*Task requirements*: Find each line with the string "BLESSED" and copy it.

*Material shown*:
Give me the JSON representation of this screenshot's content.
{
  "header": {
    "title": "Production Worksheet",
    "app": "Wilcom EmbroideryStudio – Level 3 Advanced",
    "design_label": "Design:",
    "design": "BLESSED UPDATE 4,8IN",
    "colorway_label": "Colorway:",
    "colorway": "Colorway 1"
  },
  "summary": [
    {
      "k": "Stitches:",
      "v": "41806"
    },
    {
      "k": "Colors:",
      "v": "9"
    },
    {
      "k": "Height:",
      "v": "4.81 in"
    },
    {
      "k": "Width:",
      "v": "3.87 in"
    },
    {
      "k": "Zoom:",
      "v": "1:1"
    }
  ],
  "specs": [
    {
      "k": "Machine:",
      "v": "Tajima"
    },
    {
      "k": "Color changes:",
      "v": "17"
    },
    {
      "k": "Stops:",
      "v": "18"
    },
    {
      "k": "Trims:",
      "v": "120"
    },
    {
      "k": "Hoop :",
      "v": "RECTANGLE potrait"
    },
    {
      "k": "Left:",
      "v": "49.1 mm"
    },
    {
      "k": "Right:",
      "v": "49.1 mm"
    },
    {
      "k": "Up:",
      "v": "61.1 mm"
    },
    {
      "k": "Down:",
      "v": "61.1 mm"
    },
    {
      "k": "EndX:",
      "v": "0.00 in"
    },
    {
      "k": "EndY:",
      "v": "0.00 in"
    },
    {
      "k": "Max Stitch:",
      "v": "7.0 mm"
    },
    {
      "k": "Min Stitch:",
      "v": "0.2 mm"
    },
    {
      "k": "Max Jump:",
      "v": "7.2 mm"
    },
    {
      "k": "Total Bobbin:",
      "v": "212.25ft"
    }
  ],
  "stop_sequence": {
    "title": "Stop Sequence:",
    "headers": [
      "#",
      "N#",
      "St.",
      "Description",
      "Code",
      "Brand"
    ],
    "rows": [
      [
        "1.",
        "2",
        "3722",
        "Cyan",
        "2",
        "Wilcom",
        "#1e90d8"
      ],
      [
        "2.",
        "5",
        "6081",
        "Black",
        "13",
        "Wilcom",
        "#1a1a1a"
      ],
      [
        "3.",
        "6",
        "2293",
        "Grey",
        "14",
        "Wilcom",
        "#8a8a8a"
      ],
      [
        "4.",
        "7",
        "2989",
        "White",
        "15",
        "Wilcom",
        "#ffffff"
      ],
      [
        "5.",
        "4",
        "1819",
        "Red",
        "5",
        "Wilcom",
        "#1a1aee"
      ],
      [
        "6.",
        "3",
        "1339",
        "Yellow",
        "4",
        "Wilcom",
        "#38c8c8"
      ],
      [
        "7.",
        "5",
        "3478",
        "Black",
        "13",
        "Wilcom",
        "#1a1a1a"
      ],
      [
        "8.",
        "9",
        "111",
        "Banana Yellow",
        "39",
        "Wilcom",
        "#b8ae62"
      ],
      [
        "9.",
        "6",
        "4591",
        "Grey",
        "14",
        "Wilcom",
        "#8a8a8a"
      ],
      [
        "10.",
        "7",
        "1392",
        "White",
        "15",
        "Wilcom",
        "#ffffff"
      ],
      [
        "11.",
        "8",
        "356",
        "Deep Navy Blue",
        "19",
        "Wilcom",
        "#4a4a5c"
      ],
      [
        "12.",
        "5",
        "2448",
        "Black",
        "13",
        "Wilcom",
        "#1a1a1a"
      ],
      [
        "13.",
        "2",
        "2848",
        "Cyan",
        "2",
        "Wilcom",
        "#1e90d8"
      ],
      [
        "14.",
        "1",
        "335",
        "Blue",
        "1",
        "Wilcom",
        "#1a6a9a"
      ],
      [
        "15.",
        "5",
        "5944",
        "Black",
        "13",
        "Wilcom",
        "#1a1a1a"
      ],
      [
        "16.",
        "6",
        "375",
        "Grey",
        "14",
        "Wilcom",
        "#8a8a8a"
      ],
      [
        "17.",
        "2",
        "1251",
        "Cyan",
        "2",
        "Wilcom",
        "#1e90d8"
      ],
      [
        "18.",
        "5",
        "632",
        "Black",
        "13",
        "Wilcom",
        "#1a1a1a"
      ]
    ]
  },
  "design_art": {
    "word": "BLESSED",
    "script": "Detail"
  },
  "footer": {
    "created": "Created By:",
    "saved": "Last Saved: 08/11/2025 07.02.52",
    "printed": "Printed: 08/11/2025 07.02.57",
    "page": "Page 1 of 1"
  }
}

*Final answer*:
    "design": "BLESSED UPDATE 4,8IN",
    "word": "BLESSED",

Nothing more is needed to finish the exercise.